** begin Data shown **

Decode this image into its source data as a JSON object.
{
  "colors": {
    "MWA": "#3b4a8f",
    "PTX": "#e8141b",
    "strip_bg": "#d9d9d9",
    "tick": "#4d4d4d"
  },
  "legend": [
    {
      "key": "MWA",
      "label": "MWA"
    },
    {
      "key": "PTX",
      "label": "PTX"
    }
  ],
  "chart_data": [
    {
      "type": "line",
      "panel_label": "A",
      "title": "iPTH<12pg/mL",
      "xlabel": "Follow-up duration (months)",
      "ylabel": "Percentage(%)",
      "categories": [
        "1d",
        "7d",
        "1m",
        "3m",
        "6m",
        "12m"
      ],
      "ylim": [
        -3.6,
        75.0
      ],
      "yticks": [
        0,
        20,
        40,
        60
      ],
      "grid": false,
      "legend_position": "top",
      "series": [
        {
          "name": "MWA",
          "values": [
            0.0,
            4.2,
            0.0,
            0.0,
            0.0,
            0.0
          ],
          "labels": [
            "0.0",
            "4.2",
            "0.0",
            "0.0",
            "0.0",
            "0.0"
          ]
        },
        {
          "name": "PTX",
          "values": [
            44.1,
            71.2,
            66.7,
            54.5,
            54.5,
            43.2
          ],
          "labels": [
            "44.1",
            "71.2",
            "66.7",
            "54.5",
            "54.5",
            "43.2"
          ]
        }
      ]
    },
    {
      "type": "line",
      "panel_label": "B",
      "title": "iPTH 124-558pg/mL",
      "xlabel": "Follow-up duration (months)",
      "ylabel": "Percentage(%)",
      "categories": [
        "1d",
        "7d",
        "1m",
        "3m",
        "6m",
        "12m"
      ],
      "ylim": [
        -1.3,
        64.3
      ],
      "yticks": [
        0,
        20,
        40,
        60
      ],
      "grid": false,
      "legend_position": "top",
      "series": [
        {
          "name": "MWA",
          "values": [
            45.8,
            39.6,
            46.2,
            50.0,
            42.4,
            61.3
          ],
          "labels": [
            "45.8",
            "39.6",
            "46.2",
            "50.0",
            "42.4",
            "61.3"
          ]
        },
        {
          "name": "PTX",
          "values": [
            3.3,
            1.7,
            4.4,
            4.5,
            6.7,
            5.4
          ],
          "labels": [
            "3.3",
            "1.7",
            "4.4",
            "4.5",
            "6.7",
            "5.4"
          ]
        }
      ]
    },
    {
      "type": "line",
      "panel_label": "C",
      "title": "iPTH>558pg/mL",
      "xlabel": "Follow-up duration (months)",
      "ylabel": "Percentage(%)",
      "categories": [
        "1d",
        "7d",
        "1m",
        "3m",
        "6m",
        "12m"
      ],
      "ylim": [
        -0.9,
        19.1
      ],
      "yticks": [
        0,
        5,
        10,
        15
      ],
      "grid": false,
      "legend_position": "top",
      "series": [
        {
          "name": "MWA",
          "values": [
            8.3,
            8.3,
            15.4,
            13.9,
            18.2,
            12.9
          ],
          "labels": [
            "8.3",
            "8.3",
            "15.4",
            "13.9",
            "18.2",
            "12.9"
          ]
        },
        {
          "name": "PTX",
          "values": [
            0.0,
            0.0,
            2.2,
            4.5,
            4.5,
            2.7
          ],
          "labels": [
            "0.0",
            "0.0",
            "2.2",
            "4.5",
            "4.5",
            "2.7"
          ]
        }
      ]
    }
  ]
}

** end Data shown **

Task objective | Print all of the entries exactly as they appear.

Expected answer |
Decode this image into its source data as a JSON object.
{
  "colors": {
    "MWA": "#3b4a8f",
    "PTX": "#e8141b",
    "strip_bg": "#d9d9d9",
    "tick": "#4d4d4d"
  },
  "legend": [
    {
      "key": "MWA",
      "label": "MWA"
    },
    {
      "key": "PTX",
      "label": "PTX"
    }
  ],
  "chart_data": [
    {
      "type": "line",
      "panel_label": "A",
      "title": "iPTH<12pg/mL",
      "xlabel": "Follow-up duration (months)",
      "ylabel": "Percentage(%)",
      "categories": [
        "1d",
        "7d",
        "1m",
        "3m",
        "6m",
        "12m"
      ],
      "ylim": [
        -3.6,
        75.0
      ],
      "yticks": [
        0,
        20,
        40,
        60
      ],
      "grid": false,
      "legend_position": "top",
      "series": [
        {
          "name": "MWA",
          "values": [
            0.0,
            4.2,
            0.0,
            0.0,
            0.0,
            0.0
          ],
          "labels": [
            "0.0",
            "4.2",
            "0.0",
            "0.0",
            "0.0",
            "0.0"
          ]
        },
        {
          "name": "PTX",
          "values": [
            44.1,
            71.2,
            66.7,
            54.5,
            54.5,
            43.2
          ],
          "labels": [
            "44.1",
            "71.2",
            "66.7",
            "54.5",
            "54.5",
            "43.2"
          ]
        }
      ]
    },
    {
      "type": "line",
      "panel_label": "B",
      "title": "iPTH 124-558pg/mL",
      "xlabel": "Follow-up duration (months)",
      "ylabel": "Percentage(%)",
      "categories": [
        "1d",
        "7d",
        "1m",
        "3m",
        "6m",
        "12m"
      ],
      "ylim": [
        -1.3,
        64.3
      ],
      "yticks": [
        0,
        20,
        40,
        60
      ],
      "grid": false,
      "legend_position": "top",
      "series": [
        {
          "name": "MWA",
          "values": [
            45.8,
            39.6,
            46.2,
            50.0,
            42.4,
            61.3
          ],
          "labels": [
            "45.8",
            "39.6",
            "46.2",
            "50.0",
            "42.4",
            "61.3"
          ]
        },
        {
          "name": "PTX",
          "values": [
            3.3,
            1.7,
            4.4,
            4.5,
            6.7,
            5.4
          ],
          "labels": [
            "3.3",
            "1.7",
            "4.4",
            "4.5",
            "6.7",
            "5.4"
          ]
        }
      ]
    },
    {
      "type": "line",
      "panel_label": "C",
      "title": "iPTH>558pg/mL",
      "xlabel": "Follow-up duration (months)",
      "ylabel": "Percentage(%)",
      "categories": [
        "1d",
        "7d",
        "1m",
        "3m",
        "6m",
        "12m"
      ],
      "ylim": [
        -0.9,
        19.1
      ],
      "yticks": [
        0,
        5,
        10,
        15
      ],
      "grid": false,
      "legend_position": "top",
      "series": [
        {
          "name": "MWA",
          "values": [
            8.3,
            8.3,
            15.4,
            13.9,
            18.2,
            12.9
          ],
          "labels": [
            "8.3",
            "8.3",
            "15.4",
            "13.9",
            "18.2",
            "12.9"
          ]
        },
        {
          "name": "PTX",
          "values": [
            0.0,
            0.0,
            2.2,
            4.5,
            4.5,
            2.7
          ],
          "labels": [
            "0.0",
            "0.0",
            "2.2",
            "4.5",
            "4.5",
            "2.7"
          ]
        }
      ]
    }
  ]
}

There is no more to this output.